Goal -> Each of the entries should be retyped precisely as it appears.

[Records contained in a dataset]
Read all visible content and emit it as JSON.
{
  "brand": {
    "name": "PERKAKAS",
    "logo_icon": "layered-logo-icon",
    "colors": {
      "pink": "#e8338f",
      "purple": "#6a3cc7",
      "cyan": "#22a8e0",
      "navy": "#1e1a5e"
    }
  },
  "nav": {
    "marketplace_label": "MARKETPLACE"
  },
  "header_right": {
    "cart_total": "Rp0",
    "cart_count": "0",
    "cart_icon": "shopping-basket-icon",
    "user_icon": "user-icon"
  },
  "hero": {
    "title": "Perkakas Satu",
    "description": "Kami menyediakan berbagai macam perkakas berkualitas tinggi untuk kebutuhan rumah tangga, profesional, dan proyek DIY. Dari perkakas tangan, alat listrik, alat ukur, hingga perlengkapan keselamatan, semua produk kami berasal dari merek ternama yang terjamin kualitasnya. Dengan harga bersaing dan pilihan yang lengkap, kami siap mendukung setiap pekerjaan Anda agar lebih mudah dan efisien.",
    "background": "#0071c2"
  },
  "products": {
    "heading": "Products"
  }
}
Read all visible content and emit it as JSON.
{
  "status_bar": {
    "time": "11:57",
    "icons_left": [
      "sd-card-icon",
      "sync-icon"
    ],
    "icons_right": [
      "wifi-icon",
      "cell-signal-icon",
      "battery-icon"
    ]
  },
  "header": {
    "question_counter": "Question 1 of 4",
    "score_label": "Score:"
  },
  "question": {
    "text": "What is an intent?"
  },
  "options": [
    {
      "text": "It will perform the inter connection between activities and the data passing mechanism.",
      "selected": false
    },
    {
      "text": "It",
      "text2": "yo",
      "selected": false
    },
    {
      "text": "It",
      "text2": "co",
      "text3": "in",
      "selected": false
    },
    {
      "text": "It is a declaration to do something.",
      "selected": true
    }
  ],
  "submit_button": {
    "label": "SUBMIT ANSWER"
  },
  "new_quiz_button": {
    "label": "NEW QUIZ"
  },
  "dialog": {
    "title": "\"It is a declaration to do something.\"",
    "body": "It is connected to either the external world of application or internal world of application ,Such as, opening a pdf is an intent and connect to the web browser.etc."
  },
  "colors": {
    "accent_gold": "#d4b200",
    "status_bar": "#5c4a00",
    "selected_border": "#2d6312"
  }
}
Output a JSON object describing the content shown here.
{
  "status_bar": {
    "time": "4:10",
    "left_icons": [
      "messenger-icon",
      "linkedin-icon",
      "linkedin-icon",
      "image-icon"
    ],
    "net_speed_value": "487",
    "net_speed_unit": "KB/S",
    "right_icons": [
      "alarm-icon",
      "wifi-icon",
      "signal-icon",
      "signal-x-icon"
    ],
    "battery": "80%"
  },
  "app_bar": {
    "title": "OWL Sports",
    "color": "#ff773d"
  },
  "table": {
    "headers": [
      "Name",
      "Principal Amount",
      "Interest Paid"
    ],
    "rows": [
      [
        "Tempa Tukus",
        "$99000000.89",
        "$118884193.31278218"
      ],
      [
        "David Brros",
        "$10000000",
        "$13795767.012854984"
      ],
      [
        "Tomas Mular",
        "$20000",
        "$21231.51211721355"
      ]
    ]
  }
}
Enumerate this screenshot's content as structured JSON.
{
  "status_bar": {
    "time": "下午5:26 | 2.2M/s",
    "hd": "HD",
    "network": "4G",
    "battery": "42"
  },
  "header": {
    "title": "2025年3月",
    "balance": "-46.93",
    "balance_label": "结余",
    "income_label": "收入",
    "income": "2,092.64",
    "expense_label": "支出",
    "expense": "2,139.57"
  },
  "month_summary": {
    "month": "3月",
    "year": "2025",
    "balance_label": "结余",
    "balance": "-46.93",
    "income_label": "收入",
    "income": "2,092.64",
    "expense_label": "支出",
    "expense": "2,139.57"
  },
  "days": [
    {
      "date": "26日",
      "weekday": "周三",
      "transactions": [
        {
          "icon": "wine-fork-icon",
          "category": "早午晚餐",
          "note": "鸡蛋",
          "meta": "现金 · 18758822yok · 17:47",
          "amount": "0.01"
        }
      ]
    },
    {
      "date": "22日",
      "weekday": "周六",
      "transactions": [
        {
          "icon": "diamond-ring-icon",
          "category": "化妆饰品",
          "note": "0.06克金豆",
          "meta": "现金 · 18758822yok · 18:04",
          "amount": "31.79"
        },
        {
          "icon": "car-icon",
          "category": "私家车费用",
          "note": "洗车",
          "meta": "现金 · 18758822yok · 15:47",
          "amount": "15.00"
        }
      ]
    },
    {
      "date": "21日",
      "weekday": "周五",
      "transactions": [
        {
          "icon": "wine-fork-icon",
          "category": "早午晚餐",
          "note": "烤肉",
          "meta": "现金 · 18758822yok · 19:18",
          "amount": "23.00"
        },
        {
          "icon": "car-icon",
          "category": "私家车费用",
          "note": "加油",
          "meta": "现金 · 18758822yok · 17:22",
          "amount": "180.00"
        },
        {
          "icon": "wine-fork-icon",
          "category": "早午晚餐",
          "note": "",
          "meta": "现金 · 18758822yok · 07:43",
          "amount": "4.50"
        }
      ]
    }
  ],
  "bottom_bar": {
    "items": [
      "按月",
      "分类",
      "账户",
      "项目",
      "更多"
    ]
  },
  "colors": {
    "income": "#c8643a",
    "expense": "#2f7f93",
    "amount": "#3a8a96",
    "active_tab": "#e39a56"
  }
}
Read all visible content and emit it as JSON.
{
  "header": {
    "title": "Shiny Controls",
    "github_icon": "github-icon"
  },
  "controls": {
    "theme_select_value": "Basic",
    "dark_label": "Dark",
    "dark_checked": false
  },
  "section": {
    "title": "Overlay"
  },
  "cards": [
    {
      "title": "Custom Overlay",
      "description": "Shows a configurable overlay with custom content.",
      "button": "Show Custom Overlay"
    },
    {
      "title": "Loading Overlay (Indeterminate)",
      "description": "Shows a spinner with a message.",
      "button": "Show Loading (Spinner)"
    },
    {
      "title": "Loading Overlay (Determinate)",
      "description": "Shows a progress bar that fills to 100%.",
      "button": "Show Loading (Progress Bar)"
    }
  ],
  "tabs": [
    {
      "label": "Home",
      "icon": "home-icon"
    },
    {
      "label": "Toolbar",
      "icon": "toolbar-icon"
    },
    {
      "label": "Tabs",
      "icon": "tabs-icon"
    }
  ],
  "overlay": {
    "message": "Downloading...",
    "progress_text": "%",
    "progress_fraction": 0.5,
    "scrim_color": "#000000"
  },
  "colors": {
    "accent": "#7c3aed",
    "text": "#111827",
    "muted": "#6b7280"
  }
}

Solution to this problem ->
Read all visible content and emit it as JSON.
{
  "brand": {
    "name": "PERKAKAS",
    "logo_icon": "layered-logo-icon",
    "colors": {
      "pink": "#e8338f",
      "purple": "#6a3cc7",
      "cyan": "#22a8e0",
      "navy": "#1e1a5e"
    }
  },
  "nav": {
    "marketplace_label": "MARKETPLACE"
  },
  "header_right": {
    "cart_total": "Rp0",
    "cart_count": "0",
    "cart_icon": "shopping-basket-icon",
    "user_icon": "user-icon"
  },
  "hero": {
    "title": "Perkakas Satu",
    "description": "Kami menyediakan berbagai macam perkakas berkualitas tinggi untuk kebutuhan rumah tangga, profesional, dan proyek DIY. Dari perkakas tangan, alat listrik, alat ukur, hingga perlengkapan keselamatan, semua produk kami berasal dari merek ternama yang terjamin kualitasnya. Dengan harga bersaing dan pilihan yang lengkap, kami siap mendukung setiap pekerjaan Anda agar lebih mudah dan efisien.",
    "background": "#0071c2"
  },
  "products": {
    "heading": "Products"
  }
}
Read all visible content and emit it as JSON.
{
  "status_bar": {
    "time": "11:57",
    "icons_left": [
      "sd-card-icon",
      "sync-icon"
    ],
    "icons_right": [
      "wifi-icon",
      "cell-signal-icon",
      "battery-icon"
    ]
  },
  "header": {
    "question_counter": "Question 1 of 4",
    "score_label": "Score:"
  },
  "question": {
    "text": "What is an intent?"
  },
  "options": [
    {
      "text": "It will perform the inter connection between activities and the data passing mechanism.",
      "selected": false
    },
    {
      "text": "It",
      "text2": "yo",
      "selected": false
    },
    {
      "text": "It",
      "text2": "co",
      "text3": "in",
      "selected": false
    },
    {
      "text": "It is a declaration to do something.",
      "selected": true
    }
  ],
  "submit_button": {
    "label": "SUBMIT ANSWER"
  },
  "new_quiz_button": {
    "label": "NEW QUIZ"
  },
  "dialog": {
    "title": "\"It is a declaration to do something.\"",
    "body": "It is connected to either the external world of application or internal world of application ,Such as, opening a pdf is an intent and connect to the web browser.etc."
  },
  "colors": {
    "accent_gold": "#d4b200",
    "status_bar": "#5c4a00",
    "selected_border": "#2d6312"
  }
}
Output a JSON object describing the content shown here.
{
  "status_bar": {
    "time": "4:10",
    "left_icons": [
      "messenger-icon",
      "linkedin-icon",
      "linkedin-icon",
      "image-icon"
    ],
    "net_speed_value": "487",
    "net_speed_unit": "KB/S",
    "right_icons": [
      "alarm-icon",
      "wifi-icon",
      "signal-icon",
      "signal-x-icon"
    ],
    "battery": "80%"
  },
  "app_bar": {
    "title": "OWL Sports",
    "color": "#ff773d"
  },
  "table": {
    "headers": [
      "Name",
      "Principal Amount",
      "Interest Paid"
    ],
    "rows": [
      [
        "Tempa Tukus",
        "$99000000.89",
        "$118884193.31278218"
      ],
      [
        "David Brros",
        "$10000000",
        "$13795767.012854984"
      ],
      [
        "Tomas Mular",
        "$20000",
        "$21231.51211721355"
      ]
    ]
  }
}
Enumerate this screenshot's content as structured JSON.
{
  "status_bar": {
    "time": "下午5:26 | 2.2M/s",
    "hd": "HD",
    "network": "4G",
    "battery": "42"
  },
  "header": {
    "title": "2025年3月",
    "balance": "-46.93",
    "balance_label": "结余",
    "income_label": "收入",
    "income": "2,092.64",
    "expense_label": "支出",
    "expense": "2,139.57"
  },
  "month_summary": {
    "month": "3月",
    "year": "2025",
    "balance_label": "结余",
    "balance": "-46.93",
    "income_label": "收入",
    "income": "2,092.64",
    "expense_label": "支出",
    "expense": "2,139.57"
  },
  "days": [
    {
      "date": "26日",
      "weekday": "周三",
      "transactions": [
        {
          "icon": "wine-fork-icon",
          "category": "早午晚餐",
          "note": "鸡蛋",
          "meta": "现金 · 18758822yok · 17:47",
          "amount": "0.01"
        }
      ]
    },
    {
      "date": "22日",
      "weekday": "周六",
      "transactions": [
        {
          "icon": "diamond-ring-icon",
          "category": "化妆饰品",
          "note": "0.06克金豆",
          "meta": "现金 · 18758822yok · 18:04",
          "amount": "31.79"
        },
        {
          "icon": "car-icon",
          "category": "私家车费用",
          "note": "洗车",
          "meta": "现金 · 18758822yok · 15:47",
          "amount": "15.00"
        }
      ]
    },
    {
      "date": "21日",
      "weekday": "周五",
      "transactions": [
        {
          "icon": "wine-fork-icon",
          "category": "早午晚餐",
          "note": "烤肉",
          "meta": "现金 · 18758822yok · 19:18",
          "amount": "23.00"
        },
        {
          "icon": "car-icon",
          "category": "私家车费用",
          "note": "加油",
          "meta": "现金 · 18758822yok · 17:22",
          "amount": "180.00"
        },
        {
          "icon": "wine-fork-icon",
          "category": "早午晚餐",
          "note": "",
          "meta": "现金 · 18758822yok · 07:43",
          "amount": "4.50"
        }
      ]
    }
  ],
  "bottom_bar": {
    "items": [
      "按月",
      "分类",
      "账户",
      "项目",
      "更多"
    ]
  },
  "colors": {
    "income": "#c8643a",
    "expense": "#2f7f93",
    "amount": "#3a8a96",
    "active_tab": "#e39a56"
  }
}
Read all visible content and emit it as JSON.
{
  "header": {
    "title": "Shiny Controls",
    "github_icon": "github-icon"
  },
  "controls": {
    "theme_select_value": "Basic",
    "dark_label": "Dark",
    "dark_checked": false
  },
  "section": {
    "title": "Overlay"
  },
  "cards": [
    {
      "title": "Custom Overlay",
      "description": "Shows a configurable overlay with custom content.",
      "button": "Show Custom Overlay"
    },
    {
      "title": "Loading Overlay (Indeterminate)",
      "description": "Shows a spinner with a message.",
      "button": "Show Loading (Spinner)"
    },
    {
      "title": "Loading Overlay (Determinate)",
      "description": "Shows a progress bar that fills to 100%.",
      "button": "Show Loading (Progress Bar)"
    }
  ],
  "tabs": [
    {
      "label": "Home",
      "icon": "home-icon"
    },
    {
      "label": "Toolbar",
      "icon": "toolbar-icon"
    },
    {
      "label": "Tabs",
      "icon": "tabs-icon"
    }
  ],
  "overlay": {
    "message": "Downloading...",
    "progress_text": "%",
    "progress_fraction": 0.5,
    "scrim_color": "#000000"
  },
  "colors": {
    "accent": "#7c3aed",
    "text": "#111827",
    "muted": "#6b7280"
  }
}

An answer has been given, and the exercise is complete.